[BEGIN Records for the task]

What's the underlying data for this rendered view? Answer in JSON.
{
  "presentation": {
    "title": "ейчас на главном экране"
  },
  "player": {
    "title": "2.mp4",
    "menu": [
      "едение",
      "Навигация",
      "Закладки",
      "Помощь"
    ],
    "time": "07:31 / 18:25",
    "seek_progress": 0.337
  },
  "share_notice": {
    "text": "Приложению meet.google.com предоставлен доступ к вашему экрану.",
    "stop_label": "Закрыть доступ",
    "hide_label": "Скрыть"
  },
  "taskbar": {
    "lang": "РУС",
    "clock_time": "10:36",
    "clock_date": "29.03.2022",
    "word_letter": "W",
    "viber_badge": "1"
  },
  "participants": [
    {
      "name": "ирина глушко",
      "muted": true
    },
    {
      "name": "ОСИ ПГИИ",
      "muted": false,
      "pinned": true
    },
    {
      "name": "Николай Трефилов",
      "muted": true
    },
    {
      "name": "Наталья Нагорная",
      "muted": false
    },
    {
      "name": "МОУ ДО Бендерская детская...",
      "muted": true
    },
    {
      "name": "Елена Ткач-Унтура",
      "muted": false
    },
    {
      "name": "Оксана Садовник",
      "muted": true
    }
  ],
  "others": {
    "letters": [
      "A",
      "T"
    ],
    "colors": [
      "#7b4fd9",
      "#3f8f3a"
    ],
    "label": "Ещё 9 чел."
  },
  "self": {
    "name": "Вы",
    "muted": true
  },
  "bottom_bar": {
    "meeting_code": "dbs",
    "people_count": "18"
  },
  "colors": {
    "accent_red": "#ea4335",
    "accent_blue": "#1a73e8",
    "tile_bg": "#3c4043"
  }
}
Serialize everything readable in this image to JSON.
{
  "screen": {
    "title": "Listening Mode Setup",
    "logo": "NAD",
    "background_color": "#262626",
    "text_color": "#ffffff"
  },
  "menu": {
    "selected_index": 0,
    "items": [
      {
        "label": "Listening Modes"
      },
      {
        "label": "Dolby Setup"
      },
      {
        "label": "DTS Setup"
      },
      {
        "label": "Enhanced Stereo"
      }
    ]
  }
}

[END Records for the task]

Description of the task>
Word for word, restate all of the data shown above.

Problem solution>
What's the underlying data for this rendered view? Answer in JSON.
{
  "presentation": {
    "title": "ейчас на главном экране"
  },
  "player": {
    "title": "2.mp4",
    "menu": [
      "едение",
      "Навигация",
      "Закладки",
      "Помощь"
    ],
    "time": "07:31 / 18:25",
    "seek_progress": 0.337
  },
  "share_notice": {
    "text": "Приложению meet.google.com предоставлен доступ к вашему экрану.",
    "stop_label": "Закрыть доступ",
    "hide_label": "Скрыть"
  },
  "taskbar": {
    "lang": "РУС",
    "clock_time": "10:36",
    "clock_date": "29.03.2022",
    "word_letter": "W",
    "viber_badge": "1"
  },
  "participants": [
    {
      "name": "ирина глушко",
      "muted": true
    },
    {
      "name": "ОСИ ПГИИ",
      "muted": false,
      "pinned": true
    },
    {
      "name": "Николай Трефилов",
      "muted": true
    },
    {
      "name": "Наталья Нагорная",
      "muted": false
    },
    {
      "name": "МОУ ДО Бендерская детская...",
      "muted": true
    },
    {
      "name": "Елена Ткач-Унтура",
      "muted": false
    },
    {
      "name": "Оксана Садовник",
      "muted": true
    }
  ],
  "others": {
    "letters": [
      "A",
      "T"
    ],
    "colors": [
      "#7b4fd9",
      "#3f8f3a"
    ],
    "label": "Ещё 9 чел."
  },
  "self": {
    "name": "Вы",
    "muted": true
  },
  "bottom_bar": {
    "meeting_code": "dbs",
    "people_count": "18"
  },
  "colors": {
    "accent_red": "#ea4335",
    "accent_blue": "#1a73e8",
    "tile_bg": "#3c4043"
  }
}
Serialize everything readable in this image to JSON.
{
  "screen": {
    "title": "Listening Mode Setup",
    "logo": "NAD",
    "background_color": "#262626",
    "text_color": "#ffffff"
  },
  "menu": {
    "selected_index": 0,
    "items": [
      {
        "label": "Listening Modes"
      },
      {
        "label": "Dolby Setup"
      },
      {
        "label": "DTS Setup"
      },
      {
        "label": "Enhanced Stereo"
      }
    ]
  }
}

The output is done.